Ernst Herbsts gesammelte Regesten, Urkunden, Texte, Vorträge und Erzählungen zur
Geschichte der Deutschordensritter in ihrer Ballei Sachsen


Urkunde

Argumente des Ordenskanzlers
für die Bestätigung des Lossow-Testaments


Quelle

LHASA, MD, Rep. A 51, II Nr.33 S.30r-31v


Beschreibung der Urkunde

Die beiden Blätter der Urkunde liegen in der "Copialsammlung 1507-1736" der Akten der Hochmeister des Deutschen Ordens zu Mergentheim (Rep. A 51) im LHASA MD, Abteilung Wernigerode. Das Dokument trägt kein Datum, der Zusammenhang zum Lkt. Johann v. Lossow und seinem Testament erschließt sich nicht auf den ersten Blick.


Publikationen

Die Urkunde wurde bisher weder als Regest noch als Transkript publiziert.


Regest

Ohne Datum
Der Ordenskanzler des DO empfiehlt dem HDM Maximilian gegen dessen Einwände, das Testament des Lkt.s Lossow zu akzeptieren um größere Nachteile zu vermeiden.

> _SCHRIFTLICHE AUFGABE_:
Tippen Sie den Textauszug ab, beginnend bei „Argumente des Ordenskanzlers“ und endend bei „den ersten Blick.“. Die Datensätze haben mit dem Textauszug nichts zu tun.

> _GEGEBENE DATEN_:
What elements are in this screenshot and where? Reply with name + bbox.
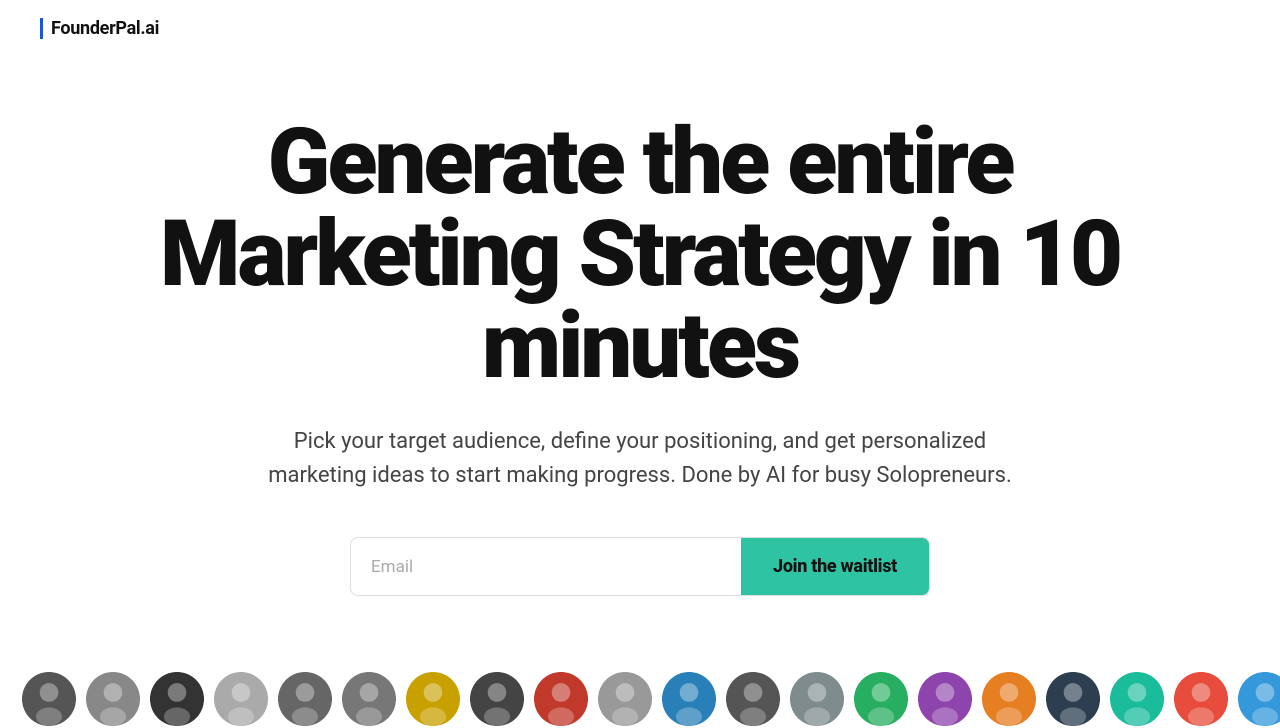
hero-headline: Generate the entire Marketing Strategy i…	[80, 117, 1200, 393]
header: FounderPal.ai	[0, 0, 1280, 57]
avatar	[340, 670, 398, 728]
avatar	[660, 670, 718, 728]
avatar	[980, 670, 1038, 728]
avatar	[468, 670, 526, 728]
waitlist-button[interactable]: Join the waitlist	[741, 538, 929, 595]
avatars-section	[0, 670, 1280, 728]
logo-container: FounderPal.ai	[40, 18, 159, 39]
avatar	[1172, 670, 1230, 728]
email-input[interactable]	[351, 539, 741, 595]
logo-text[interactable]: FounderPal.ai	[51, 18, 159, 39]
avatar	[404, 670, 462, 728]
cta-form: Join the waitlist	[350, 537, 930, 596]
avatar	[724, 670, 782, 728]
hero-subheadline: Pick your target audience, define your p…	[260, 425, 1020, 493]
avatar	[276, 670, 334, 728]
avatar	[532, 670, 590, 728]
avatar	[1044, 670, 1102, 728]
avatar	[148, 670, 206, 728]
avatar	[20, 670, 78, 728]
avatar	[596, 670, 654, 728]
avatar	[1236, 670, 1280, 728]
avatar	[916, 670, 974, 728]
avatar	[788, 670, 846, 728]
avatar	[852, 670, 910, 728]
hero-section: Generate the entire Marketing Strategy i…	[0, 57, 1280, 636]
avatar	[1108, 670, 1166, 728]
avatar	[212, 670, 270, 728]
avatar	[84, 670, 142, 728]
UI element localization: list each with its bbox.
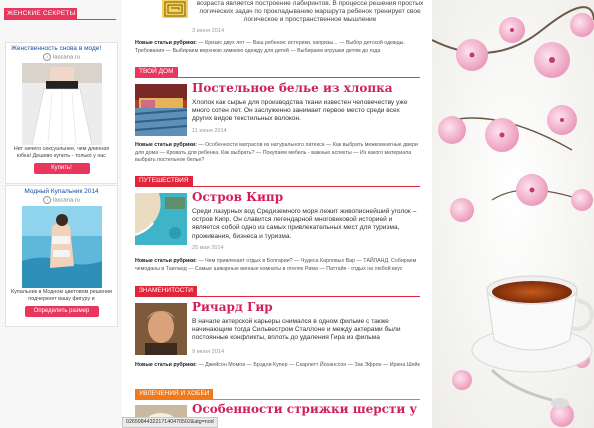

> _LÖSUNG_:
Argumente des Ordenskanzlers
für die Bestätigung des Lossow-Testaments


Quelle

LHASA, MD, Rep. A 51, II Nr.33 S.30r-31v


Beschreibung der Urkunde

Die beiden Blätter der Urkunde liegen in der "Copialsammlung 1507-1736" der Akten der Hochmeister des Deutschen Ordens zu Mergentheim (Rep. A 51) im LHASA MD, Abteilung Wernigerode. Das Dokument trägt kein Datum, der Zusammenhang zum Lkt. Johann v. Lossow und seinem Testament erschließt sich nicht auf den ersten Blick.